◆ Work instructions
Repeat all of the records verbatim.

◆ Records shown
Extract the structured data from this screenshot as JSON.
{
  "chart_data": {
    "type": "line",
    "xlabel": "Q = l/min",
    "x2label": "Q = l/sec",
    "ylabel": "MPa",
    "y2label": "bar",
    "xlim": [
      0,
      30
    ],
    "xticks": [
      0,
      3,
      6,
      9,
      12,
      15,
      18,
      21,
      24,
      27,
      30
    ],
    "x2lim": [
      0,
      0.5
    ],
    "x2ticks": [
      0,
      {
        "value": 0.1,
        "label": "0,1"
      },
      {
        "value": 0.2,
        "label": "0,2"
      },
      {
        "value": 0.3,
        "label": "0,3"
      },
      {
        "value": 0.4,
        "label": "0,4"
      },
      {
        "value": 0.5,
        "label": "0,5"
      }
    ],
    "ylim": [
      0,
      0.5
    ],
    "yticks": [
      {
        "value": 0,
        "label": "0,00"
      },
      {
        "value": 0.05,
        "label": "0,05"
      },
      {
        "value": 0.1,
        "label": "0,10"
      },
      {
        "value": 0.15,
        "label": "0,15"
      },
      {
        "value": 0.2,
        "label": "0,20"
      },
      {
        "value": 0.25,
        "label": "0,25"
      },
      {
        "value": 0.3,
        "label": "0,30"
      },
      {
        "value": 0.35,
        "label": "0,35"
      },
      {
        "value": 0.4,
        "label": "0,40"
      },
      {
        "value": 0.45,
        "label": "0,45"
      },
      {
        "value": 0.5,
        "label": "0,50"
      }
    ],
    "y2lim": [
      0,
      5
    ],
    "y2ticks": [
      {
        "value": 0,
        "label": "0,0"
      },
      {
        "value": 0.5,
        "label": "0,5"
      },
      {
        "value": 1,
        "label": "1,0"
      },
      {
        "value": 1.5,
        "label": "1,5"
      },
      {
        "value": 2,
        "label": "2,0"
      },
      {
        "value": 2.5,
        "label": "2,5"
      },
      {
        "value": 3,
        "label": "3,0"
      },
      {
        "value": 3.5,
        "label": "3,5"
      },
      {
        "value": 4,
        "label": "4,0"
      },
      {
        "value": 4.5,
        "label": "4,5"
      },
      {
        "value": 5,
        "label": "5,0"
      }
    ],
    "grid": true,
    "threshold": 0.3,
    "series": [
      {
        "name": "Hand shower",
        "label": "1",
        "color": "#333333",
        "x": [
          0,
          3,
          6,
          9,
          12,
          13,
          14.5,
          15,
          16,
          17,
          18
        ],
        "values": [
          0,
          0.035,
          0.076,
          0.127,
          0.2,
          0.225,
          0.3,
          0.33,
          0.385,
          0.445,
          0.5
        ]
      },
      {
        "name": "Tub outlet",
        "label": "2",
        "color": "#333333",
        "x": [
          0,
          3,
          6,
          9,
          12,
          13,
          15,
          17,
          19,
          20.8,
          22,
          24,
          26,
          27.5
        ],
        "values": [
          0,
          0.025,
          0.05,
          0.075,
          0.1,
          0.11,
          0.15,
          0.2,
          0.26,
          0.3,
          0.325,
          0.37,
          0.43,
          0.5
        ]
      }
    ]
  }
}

◆ Solution for this problem
Extract the structured data from this screenshot as JSON.
{
  "chart_data": {
    "type": "line",
    "xlabel": "Q = l/min",
    "x2label": "Q = l/sec",
    "ylabel": "MPa",
    "y2label": "bar",
    "xlim": [
      0,
      30
    ],
    "xticks": [
      0,
      3,
      6,
      9,
      12,
      15,
      18,
      21,
      24,
      27,
      30
    ],
    "x2lim": [
      0,
      0.5
    ],
    "x2ticks": [
      0,
      {
        "value": 0.1,
        "label": "0,1"
      },
      {
        "value": 0.2,
        "label": "0,2"
      },
      {
        "value": 0.3,
        "label": "0,3"
      },
      {
        "value": 0.4,
        "label": "0,4"
      },
      {
        "value": 0.5,
        "label": "0,5"
      }
    ],
    "ylim": [
      0,
      0.5
    ],
    "yticks": [
      {
        "value": 0,
        "label": "0,00"
      },
      {
        "value": 0.05,
        "label": "0,05"
      },
      {
        "value": 0.1,
        "label": "0,10"
      },
      {
        "value": 0.15,
        "label": "0,15"
      },
      {
        "value": 0.2,
        "label": "0,20"
      },
      {
        "value": 0.25,
        "label": "0,25"
      },
      {
        "value": 0.3,
        "label": "0,30"
      },
      {
        "value": 0.35,
        "label": "0,35"
      },
      {
        "value": 0.4,
        "label": "0,40"
      },
      {
        "value": 0.45,
        "label": "0,45"
      },
      {
        "value": 0.5,
        "label": "0,50"
      }
    ],
    "y2lim": [
      0,
      5
    ],
    "y2ticks": [
      {
        "value": 0,
        "label": "0,0"
      },
      {
        "value": 0.5,
        "label": "0,5"
      },
      {
        "value": 1,
        "label": "1,0"
      },
      {
        "value": 1.5,
        "label": "1,5"
      },
      {
        "value": 2,
        "label": "2,0"
      },
      {
        "value": 2.5,
        "label": "2,5"
      },
      {
        "value": 3,
        "label": "3,0"
      },
      {
        "value": 3.5,
        "label": "3,5"
      },
      {
        "value": 4,
        "label": "4,0"
      },
      {
        "value": 4.5,
        "label": "4,5"
      },
      {
        "value": 5,
        "label": "5,0"
      }
    ],
    "grid": true,
    "threshold": 0.3,
    "series": [
      {
        "name": "Hand shower",
        "label": "1",
        "color": "#333333",
        "x": [
          0,
          3,
          6,
          9,
          12,
          13,
          14.5,
          15,
          16,
          17,
          18
        ],
        "values": [
          0,
          0.035,
          0.076,
          0.127,
          0.2,
          0.225,
          0.3,
          0.33,
          0.385,
          0.445,
          0.5
        ]
      },
      {
        "name": "Tub outlet",
        "label": "2",
        "color": "#333333",
        "x": [
          0,
          3,
          6,
          9,
          12,
          13,
          15,
          17,
          19,
          20.8,
          22,
          24,
          26,
          27.5
        ],
        "values": [
          0,
          0.025,
          0.05,
          0.075,
          0.1,
          0.11,
          0.15,
          0.2,
          0.26,
          0.3,
          0.325,
          0.37,
          0.43,
          0.5
        ]
      }
    ]
  }
}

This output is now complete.